PROVIDED MATERIAL:
[START]

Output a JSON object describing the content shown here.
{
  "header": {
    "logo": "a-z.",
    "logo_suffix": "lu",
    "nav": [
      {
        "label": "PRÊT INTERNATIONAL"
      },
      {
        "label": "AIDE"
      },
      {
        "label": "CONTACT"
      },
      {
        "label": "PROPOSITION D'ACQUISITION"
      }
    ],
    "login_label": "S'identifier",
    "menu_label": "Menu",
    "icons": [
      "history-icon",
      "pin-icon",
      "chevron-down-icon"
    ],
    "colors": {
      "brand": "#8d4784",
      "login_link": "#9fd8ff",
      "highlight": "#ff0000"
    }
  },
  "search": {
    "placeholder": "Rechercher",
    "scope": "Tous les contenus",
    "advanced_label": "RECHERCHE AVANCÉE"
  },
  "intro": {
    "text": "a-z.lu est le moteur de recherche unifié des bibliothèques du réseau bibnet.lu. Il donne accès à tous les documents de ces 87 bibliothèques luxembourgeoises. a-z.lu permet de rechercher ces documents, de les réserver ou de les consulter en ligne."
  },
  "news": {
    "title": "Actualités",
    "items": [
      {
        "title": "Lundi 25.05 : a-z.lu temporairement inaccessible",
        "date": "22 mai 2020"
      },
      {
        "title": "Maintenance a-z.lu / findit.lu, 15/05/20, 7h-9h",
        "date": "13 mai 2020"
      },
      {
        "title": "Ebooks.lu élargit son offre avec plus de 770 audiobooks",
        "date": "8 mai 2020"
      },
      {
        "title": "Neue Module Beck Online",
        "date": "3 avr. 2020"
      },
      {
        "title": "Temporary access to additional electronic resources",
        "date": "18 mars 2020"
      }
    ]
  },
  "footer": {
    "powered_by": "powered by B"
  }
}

[END]

PROBLEM DESCRIPTION:
In the listing above, find each line with the word "date" and copy it.

TASK RESPONSE:
        "date": "22 mai 2020"
        "date": "13 mai 2020"
        "date": "8 mai 2020"
        "date": "3 avr. 2020"
        "date": "18 mars 2020"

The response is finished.